#### [Do this]
Rewrite the lines below, replacing "chart" with "graph" and changing nothing else. Omit the pictures from your answer.

#### [Given records]
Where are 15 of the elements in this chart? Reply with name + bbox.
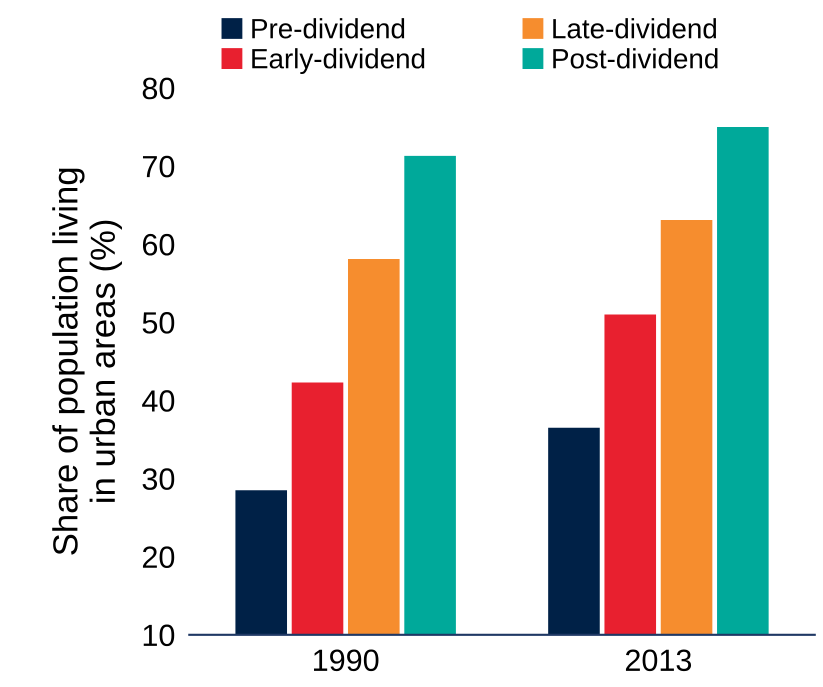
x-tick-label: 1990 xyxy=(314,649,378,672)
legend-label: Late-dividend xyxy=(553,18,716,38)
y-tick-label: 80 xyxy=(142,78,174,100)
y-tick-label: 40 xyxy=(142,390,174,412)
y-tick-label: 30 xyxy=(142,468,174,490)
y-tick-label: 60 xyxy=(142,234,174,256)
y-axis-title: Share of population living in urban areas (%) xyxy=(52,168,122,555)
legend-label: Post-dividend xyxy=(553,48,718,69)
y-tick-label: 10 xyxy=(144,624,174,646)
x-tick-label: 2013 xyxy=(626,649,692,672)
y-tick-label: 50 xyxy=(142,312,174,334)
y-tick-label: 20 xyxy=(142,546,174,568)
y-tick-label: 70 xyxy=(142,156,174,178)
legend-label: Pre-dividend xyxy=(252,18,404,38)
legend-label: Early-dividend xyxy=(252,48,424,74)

#### [Exercise response]
Where are 15 of the elements in this graph? Reply with name + bbox.
x-tick-label: 1990 xyxy=(314,649,378,672)
legend-label: Late-dividend xyxy=(553,18,716,38)
y-tick-label: 80 xyxy=(142,78,174,100)
y-tick-label: 40 xyxy=(142,390,174,412)
y-tick-label: 30 xyxy=(142,468,174,490)
y-tick-label: 60 xyxy=(142,234,174,256)
y-axis-title: Share of population living in urban areas (%) xyxy=(52,168,122,555)
legend-label: Post-dividend xyxy=(553,48,718,69)
y-tick-label: 10 xyxy=(144,624,174,646)
x-tick-label: 2013 xyxy=(626,649,692,672)
y-tick-label: 50 xyxy=(142,312,174,334)
y-tick-label: 20 xyxy=(142,546,174,568)
y-tick-label: 70 xyxy=(142,156,174,178)
legend-label: Pre-dividend xyxy=(252,18,404,38)
legend-label: Early-dividend xyxy=(252,48,424,74)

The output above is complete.